■ What you are asked to do:
Write the data out again exactly, dropping any images it holds.

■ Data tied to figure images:

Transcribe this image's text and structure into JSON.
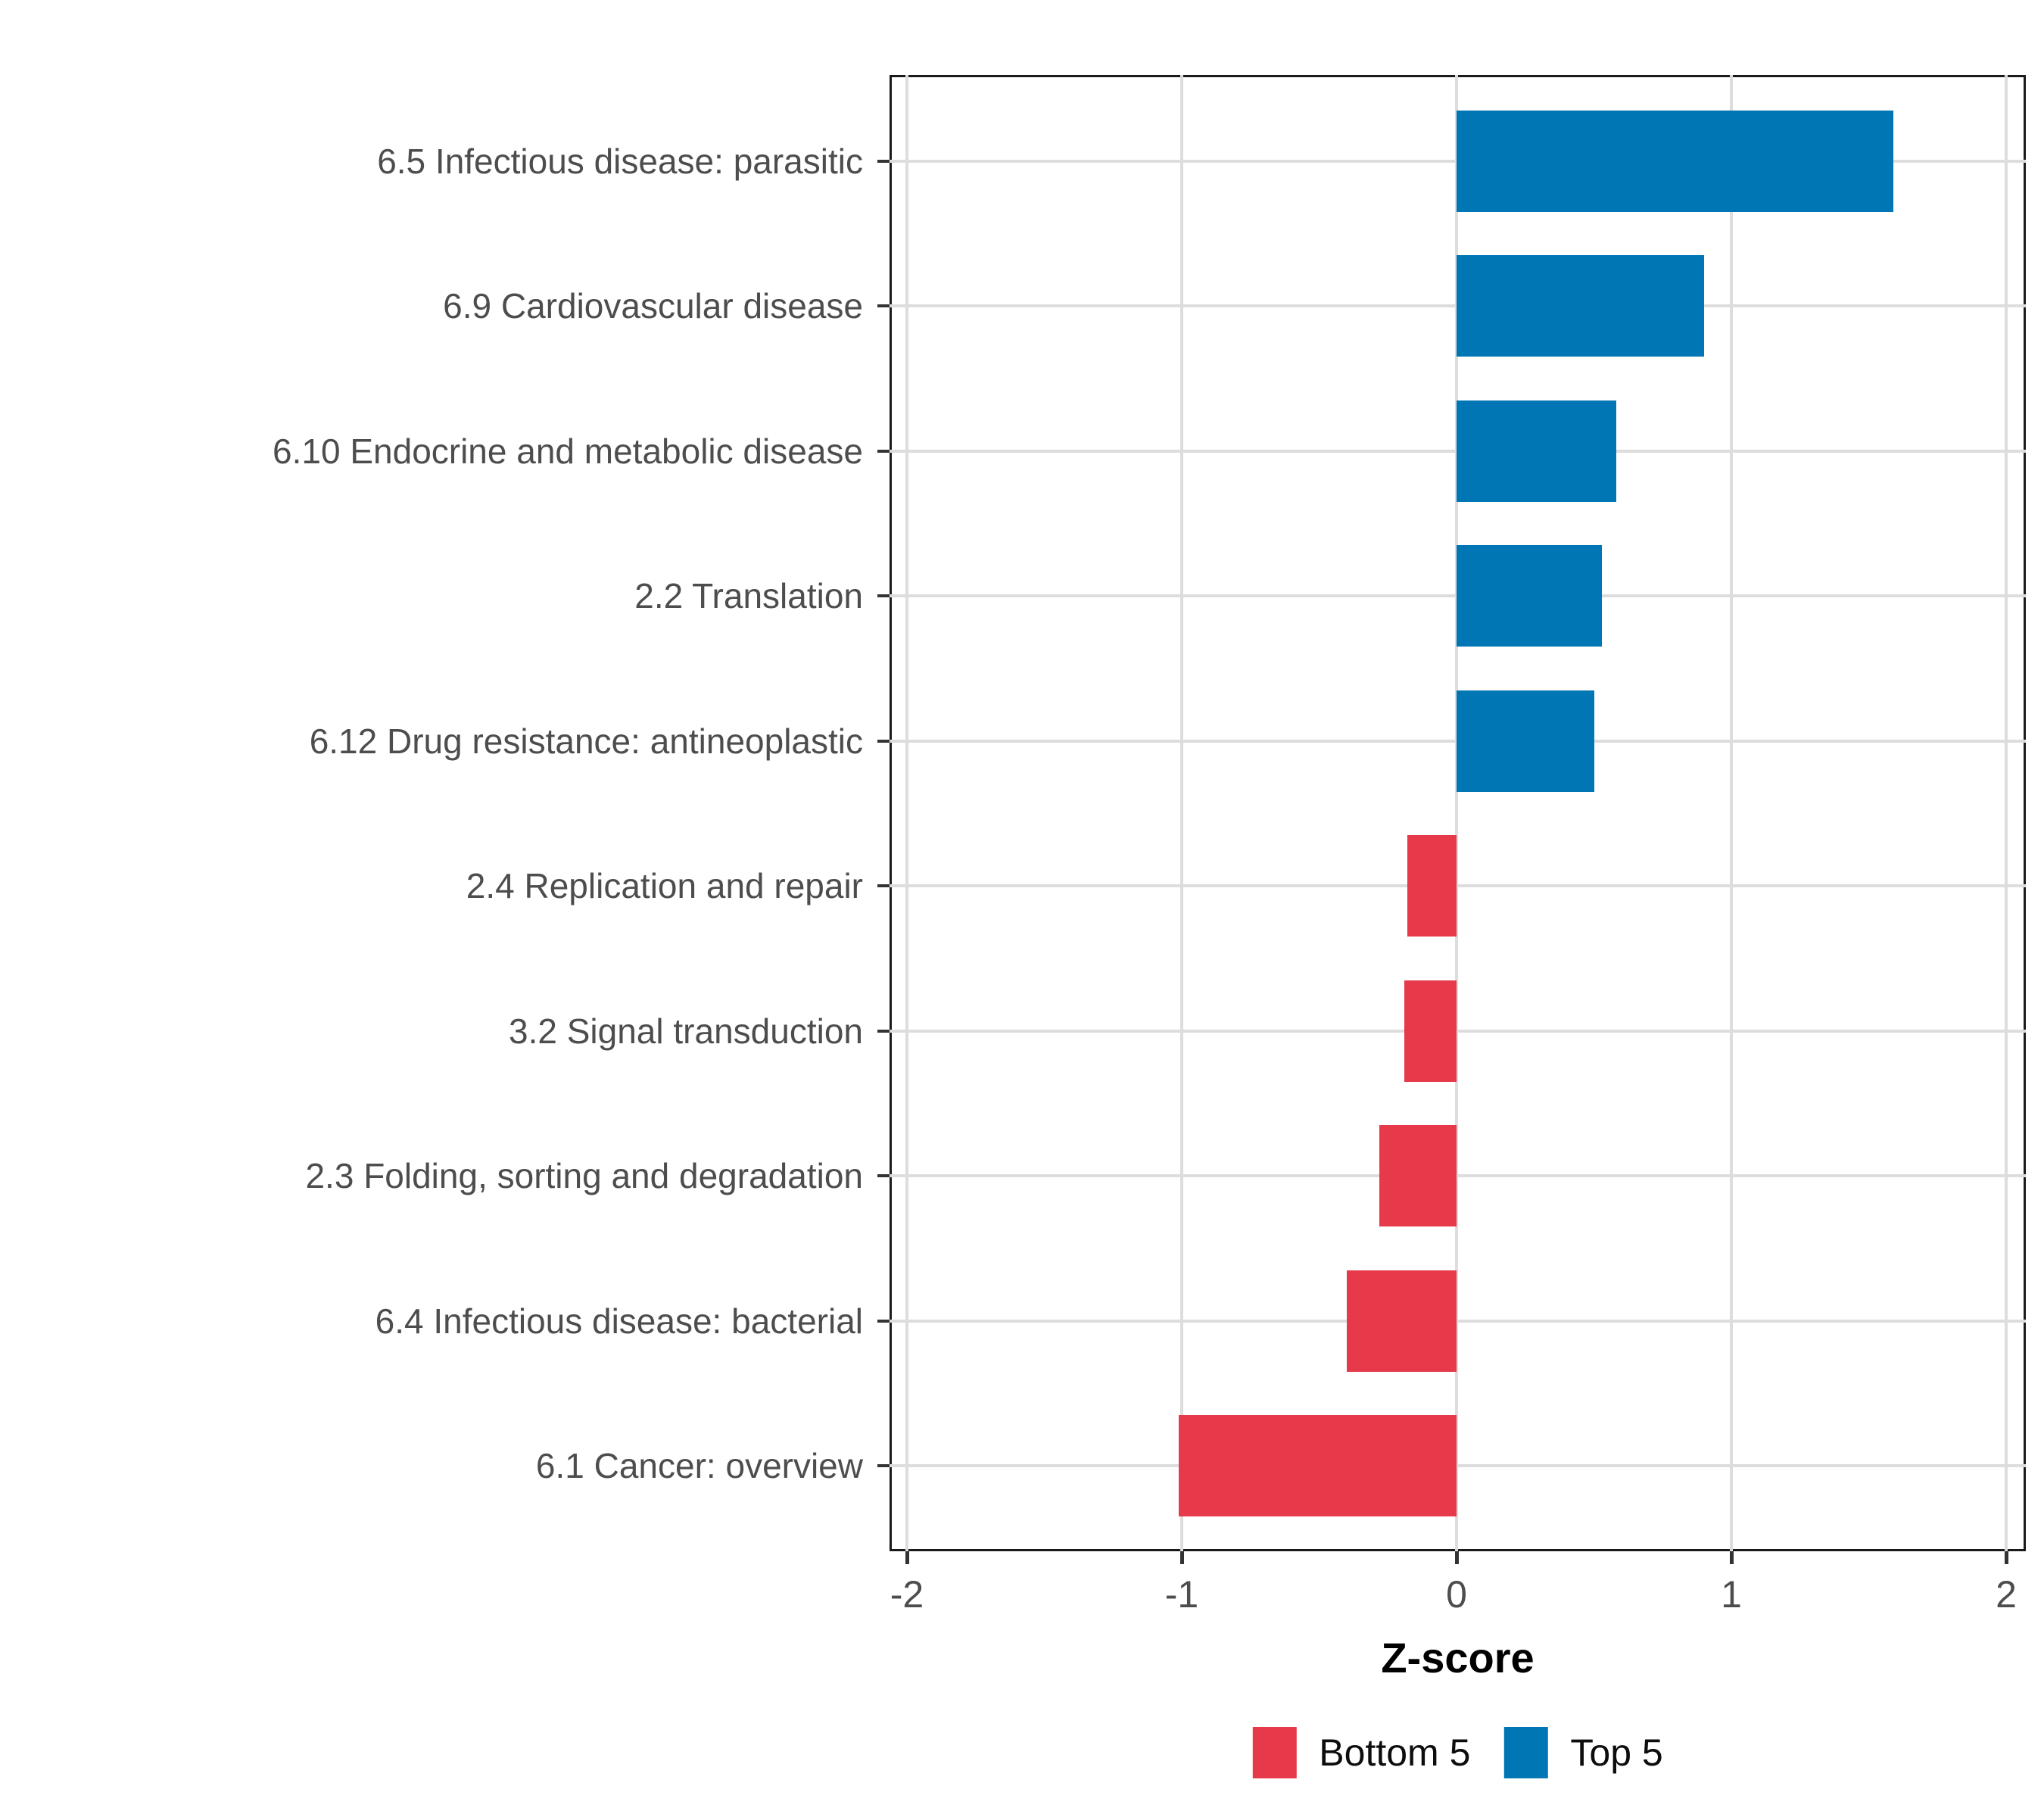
{
  "chart_data": {
    "type": "bar",
    "orientation": "horizontal",
    "title": "",
    "xlabel": "Z-score",
    "ylabel": "",
    "xlim": [
      -2.06,
      2.07
    ],
    "x_ticks": [
      -2,
      -1,
      0,
      1,
      2
    ],
    "grid": true,
    "legend_position": "bottom",
    "categories": [
      "6.5 Infectious disease: parasitic",
      "6.9 Cardiovascular disease",
      "6.10 Endocrine and metabolic disease",
      "2.2 Translation",
      "6.12 Drug resistance: antineoplastic",
      "2.4 Replication and repair",
      "3.2 Signal transduction",
      "2.3 Folding, sorting and degradation",
      "6.4 Infectious disease: bacterial",
      "6.1 Cancer: overview"
    ],
    "values": [
      1.59,
      0.9,
      0.58,
      0.53,
      0.5,
      -0.18,
      -0.19,
      -0.28,
      -0.4,
      -1.01
    ],
    "groups": [
      "Top 5",
      "Top 5",
      "Top 5",
      "Top 5",
      "Top 5",
      "Bottom 5",
      "Bottom 5",
      "Bottom 5",
      "Bottom 5",
      "Bottom 5"
    ],
    "legend": [
      {
        "label": "Bottom 5",
        "color": "#E6394A"
      },
      {
        "label": "Top 5",
        "color": "#0076B5"
      }
    ],
    "colors": {
      "Top 5": "#0076B5",
      "Bottom 5": "#E6394A",
      "grid": "#DDDDDD",
      "axis_text": "#4D4D4D",
      "tick_mark": "#333333",
      "panel_border": "#1A1A1A"
    }
  }
}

■ Response area:
Transcribe this image's text and structure into JSON.
{
  "chart_data": {
    "type": "bar",
    "orientation": "horizontal",
    "title": "",
    "xlabel": "Z-score",
    "ylabel": "",
    "xlim": [
      -2.06,
      2.07
    ],
    "x_ticks": [
      -2,
      -1,
      0,
      1,
      2
    ],
    "grid": true,
    "legend_position": "bottom",
    "categories": [
      "6.5 Infectious disease: parasitic",
      "6.9 Cardiovascular disease",
      "6.10 Endocrine and metabolic disease",
      "2.2 Translation",
      "6.12 Drug resistance: antineoplastic",
      "2.4 Replication and repair",
      "3.2 Signal transduction",
      "2.3 Folding, sorting and degradation",
      "6.4 Infectious disease: bacterial",
      "6.1 Cancer: overview"
    ],
    "values": [
      1.59,
      0.9,
      0.58,
      0.53,
      0.5,
      -0.18,
      -0.19,
      -0.28,
      -0.4,
      -1.01
    ],
    "groups": [
      "Top 5",
      "Top 5",
      "Top 5",
      "Top 5",
      "Top 5",
      "Bottom 5",
      "Bottom 5",
      "Bottom 5",
      "Bottom 5",
      "Bottom 5"
    ],
    "legend": [
      {
        "label": "Bottom 5",
        "color": "#E6394A"
      },
      {
        "label": "Top 5",
        "color": "#0076B5"
      }
    ],
    "colors": {
      "Top 5": "#0076B5",
      "Bottom 5": "#E6394A",
      "grid": "#DDDDDD",
      "axis_text": "#4D4D4D",
      "tick_mark": "#333333",
      "panel_border": "#1A1A1A"
    }
  }
}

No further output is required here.